Fonte
━━━━━━━━━━━━━━━━

Le Pmi sono la realtà industriale dominante nel nostro Paese, ma perché continuino a rimanerlo occorre promuovere investimenti costanti in innovazione e digitalizzazione. Affinché crescano di dimensioni e aumentino la propria produttività affermandosi a livello internazionale, dando così un contributo significativo al rilancio dell’economia, le imprese devono essere in grado di avvalersi delle nuove tecnologie, per migliorare prodotti e servizi, oltre che gli interi processi. Con questi obiettivi nasce “IR Multidominio” il polo di ricerca ligure, presentato in occasione di Next Generation Liguria, che mira alla valorizzazione del settore tecnologico italiano.
Un distretto composto da 4 infrastrutture di ricerca, gestite direttamente dall’Università di Genova al Campus di Savona e dal Distretto Tecnologico, in cui si incontrano automazione e industria 4.0, sicurezza e monitoraggio del territorio, trasporti, logistica ed energia. «Perché il talento incroci l’alta specializzazione e il lavoro, c’è bisogno di un contenitore che inglobi tutto questo, una macro-infrastruttura in cui PMI e società di ricerca interagiscano», dice Enrico Botte, presidente SIIT PMI, che ha ideato il progetto.
«Abbiamo circa 40 PMI tecnologiche che potranno accedere alle strutture di ricerca. Le società avranno modo di usufruire dei risultati scientifici, lavorando a stretto contatto con l’Università di Genova. Così da trasferire più velocemente le innovazioni sul mercato. Inizialmente partiranno le realtà più strutturate, ma l’obiettivo è quello di coinvolgere nel tempo fino a 250 tra startup e piccole medio imprese». La missione del distretto tecnologico è di invogliare i ricercatori italiani a non emigrare, di evitare la cosiddetta “fuga dei cervelli”. «Ormai abbiamo capito che formare giovani talenti per poi regalarli alla concorrenza non ha senso.

━━━━━━━━━━━━━━━━

Annotazioni dei riquadri di delimitazione:
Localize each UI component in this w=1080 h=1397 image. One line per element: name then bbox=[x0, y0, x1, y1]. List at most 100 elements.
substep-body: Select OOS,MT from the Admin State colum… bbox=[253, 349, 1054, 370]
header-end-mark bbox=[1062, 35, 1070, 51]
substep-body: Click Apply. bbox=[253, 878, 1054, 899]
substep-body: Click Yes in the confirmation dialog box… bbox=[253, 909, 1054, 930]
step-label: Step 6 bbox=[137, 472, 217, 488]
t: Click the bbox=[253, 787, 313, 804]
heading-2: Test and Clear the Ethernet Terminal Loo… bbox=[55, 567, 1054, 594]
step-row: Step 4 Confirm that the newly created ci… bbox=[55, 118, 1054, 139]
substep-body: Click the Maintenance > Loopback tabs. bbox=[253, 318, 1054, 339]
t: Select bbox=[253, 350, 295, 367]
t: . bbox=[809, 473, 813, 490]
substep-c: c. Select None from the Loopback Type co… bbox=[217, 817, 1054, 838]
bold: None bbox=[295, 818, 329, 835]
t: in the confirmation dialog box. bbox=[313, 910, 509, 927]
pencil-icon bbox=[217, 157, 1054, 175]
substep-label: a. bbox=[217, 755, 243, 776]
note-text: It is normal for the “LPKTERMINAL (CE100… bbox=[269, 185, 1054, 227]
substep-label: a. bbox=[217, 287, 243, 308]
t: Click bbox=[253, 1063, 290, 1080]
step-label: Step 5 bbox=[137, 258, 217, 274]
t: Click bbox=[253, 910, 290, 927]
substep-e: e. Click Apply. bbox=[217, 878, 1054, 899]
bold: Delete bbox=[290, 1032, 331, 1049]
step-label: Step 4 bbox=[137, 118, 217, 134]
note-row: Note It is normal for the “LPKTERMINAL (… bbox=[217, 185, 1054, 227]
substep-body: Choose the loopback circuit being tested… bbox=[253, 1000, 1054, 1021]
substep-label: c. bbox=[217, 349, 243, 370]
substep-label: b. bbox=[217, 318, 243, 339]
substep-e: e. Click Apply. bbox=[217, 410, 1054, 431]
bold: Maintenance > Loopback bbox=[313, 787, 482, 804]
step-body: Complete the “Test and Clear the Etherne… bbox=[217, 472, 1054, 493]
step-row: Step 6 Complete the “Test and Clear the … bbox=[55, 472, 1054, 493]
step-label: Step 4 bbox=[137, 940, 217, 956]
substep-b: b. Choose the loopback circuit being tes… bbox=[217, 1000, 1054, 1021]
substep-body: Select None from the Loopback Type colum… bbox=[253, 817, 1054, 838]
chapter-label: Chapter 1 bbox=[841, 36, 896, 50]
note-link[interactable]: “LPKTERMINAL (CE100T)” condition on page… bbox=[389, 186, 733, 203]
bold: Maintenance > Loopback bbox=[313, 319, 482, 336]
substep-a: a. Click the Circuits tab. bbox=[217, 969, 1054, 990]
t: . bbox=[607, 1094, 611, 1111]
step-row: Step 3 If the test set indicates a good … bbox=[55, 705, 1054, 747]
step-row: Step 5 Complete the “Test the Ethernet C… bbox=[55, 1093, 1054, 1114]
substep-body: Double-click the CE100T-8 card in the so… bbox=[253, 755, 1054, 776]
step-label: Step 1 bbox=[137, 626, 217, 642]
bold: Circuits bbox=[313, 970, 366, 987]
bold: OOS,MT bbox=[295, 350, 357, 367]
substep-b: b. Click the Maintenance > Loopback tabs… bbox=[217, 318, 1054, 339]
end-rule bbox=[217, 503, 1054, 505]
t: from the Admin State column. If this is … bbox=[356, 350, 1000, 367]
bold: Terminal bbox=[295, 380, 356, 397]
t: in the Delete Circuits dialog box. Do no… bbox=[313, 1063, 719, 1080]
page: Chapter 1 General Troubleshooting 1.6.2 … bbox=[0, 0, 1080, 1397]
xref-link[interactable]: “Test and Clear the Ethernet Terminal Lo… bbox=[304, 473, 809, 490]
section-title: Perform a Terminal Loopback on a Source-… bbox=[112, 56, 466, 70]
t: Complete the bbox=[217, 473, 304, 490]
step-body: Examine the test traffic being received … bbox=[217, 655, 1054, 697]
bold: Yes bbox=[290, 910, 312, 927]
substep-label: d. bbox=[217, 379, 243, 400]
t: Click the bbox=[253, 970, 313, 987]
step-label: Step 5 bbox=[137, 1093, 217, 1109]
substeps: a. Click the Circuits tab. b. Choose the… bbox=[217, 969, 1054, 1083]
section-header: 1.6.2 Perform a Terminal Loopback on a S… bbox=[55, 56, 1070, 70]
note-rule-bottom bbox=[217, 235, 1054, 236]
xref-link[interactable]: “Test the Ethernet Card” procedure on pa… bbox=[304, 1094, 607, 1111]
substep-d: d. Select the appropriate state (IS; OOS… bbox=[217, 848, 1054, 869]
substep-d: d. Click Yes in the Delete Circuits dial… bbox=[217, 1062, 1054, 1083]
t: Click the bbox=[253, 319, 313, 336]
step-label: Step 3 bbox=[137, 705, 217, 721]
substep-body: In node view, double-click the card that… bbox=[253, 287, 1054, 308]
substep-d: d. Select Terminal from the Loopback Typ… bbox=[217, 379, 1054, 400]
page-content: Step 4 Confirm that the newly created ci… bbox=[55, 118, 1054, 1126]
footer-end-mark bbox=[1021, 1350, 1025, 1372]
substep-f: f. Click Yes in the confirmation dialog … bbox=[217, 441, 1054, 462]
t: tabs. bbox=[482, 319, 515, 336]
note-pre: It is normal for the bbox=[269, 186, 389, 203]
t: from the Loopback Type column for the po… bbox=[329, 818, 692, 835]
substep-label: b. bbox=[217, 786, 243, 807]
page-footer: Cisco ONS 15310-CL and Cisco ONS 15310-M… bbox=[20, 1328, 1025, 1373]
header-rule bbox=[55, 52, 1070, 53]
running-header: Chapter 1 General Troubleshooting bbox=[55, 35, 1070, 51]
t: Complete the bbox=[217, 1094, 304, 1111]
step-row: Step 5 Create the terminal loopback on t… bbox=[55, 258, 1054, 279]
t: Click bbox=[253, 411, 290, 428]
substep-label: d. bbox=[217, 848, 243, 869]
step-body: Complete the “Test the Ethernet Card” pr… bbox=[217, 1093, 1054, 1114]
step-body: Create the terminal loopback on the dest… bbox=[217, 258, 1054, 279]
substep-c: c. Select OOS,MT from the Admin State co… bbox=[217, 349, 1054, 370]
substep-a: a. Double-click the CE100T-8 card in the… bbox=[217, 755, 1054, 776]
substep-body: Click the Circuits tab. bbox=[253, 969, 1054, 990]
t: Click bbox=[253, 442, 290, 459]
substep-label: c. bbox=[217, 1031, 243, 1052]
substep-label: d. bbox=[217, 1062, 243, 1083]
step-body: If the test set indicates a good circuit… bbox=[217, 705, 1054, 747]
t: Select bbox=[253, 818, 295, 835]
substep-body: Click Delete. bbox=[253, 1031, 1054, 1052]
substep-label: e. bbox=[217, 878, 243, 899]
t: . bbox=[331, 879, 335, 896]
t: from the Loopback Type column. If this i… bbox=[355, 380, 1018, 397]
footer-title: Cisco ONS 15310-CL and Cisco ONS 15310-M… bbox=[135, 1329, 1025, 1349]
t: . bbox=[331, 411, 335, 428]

━━━━━━━━━━━━━━━━

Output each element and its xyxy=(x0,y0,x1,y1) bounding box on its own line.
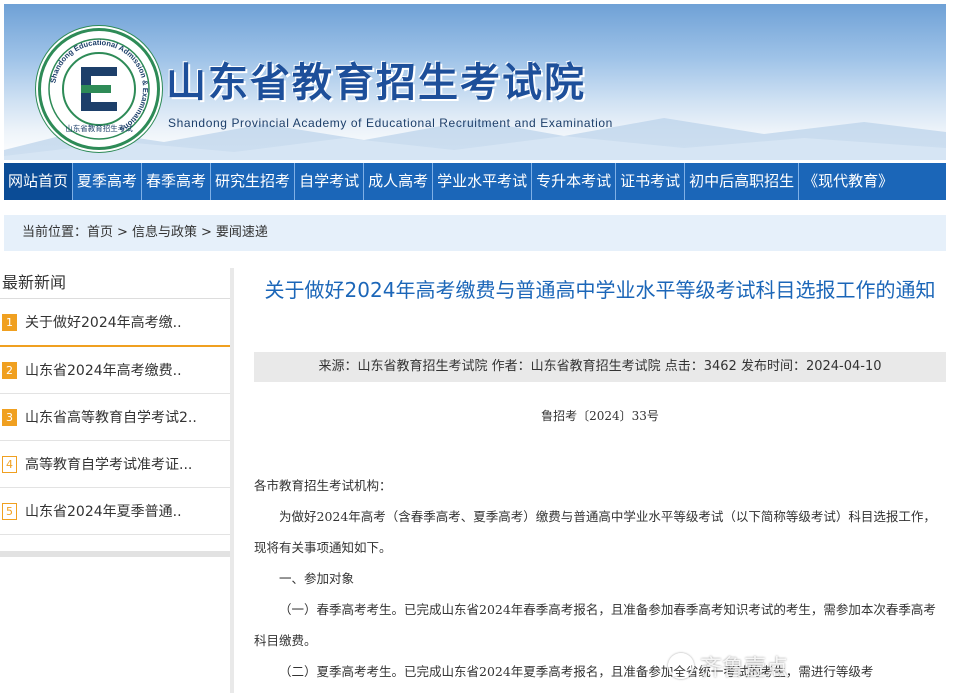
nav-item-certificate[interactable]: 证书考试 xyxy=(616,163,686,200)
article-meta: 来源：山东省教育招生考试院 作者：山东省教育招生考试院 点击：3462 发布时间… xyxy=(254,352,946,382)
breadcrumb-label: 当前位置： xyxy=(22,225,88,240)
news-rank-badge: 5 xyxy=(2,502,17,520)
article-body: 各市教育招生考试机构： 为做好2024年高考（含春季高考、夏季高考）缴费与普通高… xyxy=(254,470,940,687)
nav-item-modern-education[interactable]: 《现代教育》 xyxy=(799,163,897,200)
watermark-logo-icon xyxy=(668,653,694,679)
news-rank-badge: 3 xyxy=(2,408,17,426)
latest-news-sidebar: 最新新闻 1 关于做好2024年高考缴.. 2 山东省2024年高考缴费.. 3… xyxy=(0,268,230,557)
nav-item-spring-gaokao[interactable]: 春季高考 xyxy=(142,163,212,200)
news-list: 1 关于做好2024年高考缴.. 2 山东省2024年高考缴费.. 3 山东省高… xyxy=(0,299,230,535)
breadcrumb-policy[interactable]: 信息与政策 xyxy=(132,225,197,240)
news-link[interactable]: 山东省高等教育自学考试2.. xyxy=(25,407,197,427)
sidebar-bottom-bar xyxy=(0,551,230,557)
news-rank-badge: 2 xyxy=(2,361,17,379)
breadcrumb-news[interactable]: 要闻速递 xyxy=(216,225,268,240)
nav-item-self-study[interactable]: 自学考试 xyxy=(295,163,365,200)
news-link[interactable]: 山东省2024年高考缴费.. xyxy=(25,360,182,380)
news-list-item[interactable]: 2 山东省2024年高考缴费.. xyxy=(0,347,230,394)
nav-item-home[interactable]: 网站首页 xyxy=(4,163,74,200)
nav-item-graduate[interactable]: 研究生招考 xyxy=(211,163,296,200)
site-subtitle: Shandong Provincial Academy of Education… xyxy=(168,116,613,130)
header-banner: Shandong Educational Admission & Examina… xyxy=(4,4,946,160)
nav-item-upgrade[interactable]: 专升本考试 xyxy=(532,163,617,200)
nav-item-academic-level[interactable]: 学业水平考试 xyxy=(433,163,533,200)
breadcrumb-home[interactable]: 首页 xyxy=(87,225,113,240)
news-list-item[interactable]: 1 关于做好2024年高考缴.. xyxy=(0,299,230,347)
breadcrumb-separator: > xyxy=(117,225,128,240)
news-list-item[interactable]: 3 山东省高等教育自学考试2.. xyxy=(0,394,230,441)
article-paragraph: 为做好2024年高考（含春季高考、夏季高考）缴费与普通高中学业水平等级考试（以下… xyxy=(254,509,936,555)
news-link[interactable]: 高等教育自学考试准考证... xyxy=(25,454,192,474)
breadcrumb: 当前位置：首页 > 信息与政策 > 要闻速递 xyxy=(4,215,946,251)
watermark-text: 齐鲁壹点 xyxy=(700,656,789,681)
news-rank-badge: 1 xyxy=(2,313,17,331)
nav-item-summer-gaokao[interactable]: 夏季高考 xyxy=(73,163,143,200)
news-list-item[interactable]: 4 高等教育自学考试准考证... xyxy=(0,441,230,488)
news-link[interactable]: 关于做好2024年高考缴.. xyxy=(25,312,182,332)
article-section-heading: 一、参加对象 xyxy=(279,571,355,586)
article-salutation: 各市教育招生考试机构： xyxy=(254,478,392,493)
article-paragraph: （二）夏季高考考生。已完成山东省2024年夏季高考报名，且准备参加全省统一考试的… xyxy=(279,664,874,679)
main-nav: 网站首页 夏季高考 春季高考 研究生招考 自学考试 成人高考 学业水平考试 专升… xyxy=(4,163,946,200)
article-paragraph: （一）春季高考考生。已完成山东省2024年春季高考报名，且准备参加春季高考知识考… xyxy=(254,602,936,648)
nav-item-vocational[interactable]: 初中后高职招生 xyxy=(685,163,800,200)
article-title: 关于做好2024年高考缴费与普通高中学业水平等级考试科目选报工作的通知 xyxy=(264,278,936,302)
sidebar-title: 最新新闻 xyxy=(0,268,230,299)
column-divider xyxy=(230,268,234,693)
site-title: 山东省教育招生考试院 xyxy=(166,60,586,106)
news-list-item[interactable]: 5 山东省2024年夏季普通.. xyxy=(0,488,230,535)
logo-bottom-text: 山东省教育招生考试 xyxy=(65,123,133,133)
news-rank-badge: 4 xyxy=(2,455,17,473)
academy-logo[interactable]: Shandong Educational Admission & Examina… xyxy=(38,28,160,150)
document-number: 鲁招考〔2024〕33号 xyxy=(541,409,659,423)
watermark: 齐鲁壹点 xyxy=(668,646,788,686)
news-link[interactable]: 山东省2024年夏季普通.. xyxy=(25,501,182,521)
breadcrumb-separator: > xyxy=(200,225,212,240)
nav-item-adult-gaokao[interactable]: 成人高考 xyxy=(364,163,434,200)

━━━━━━━━━━━━━━━━

Obiettivo
Nel testo sul polo di ricerca ligure, trova tutte le quantità espresse con un numero. Per ognuna indica il numero e ciò che conta.

Risposta
- 4 infrastrutture di ricerca
- circa 40 PMI tecnologiche
- fino a 250 tra startup e piccole medio imprese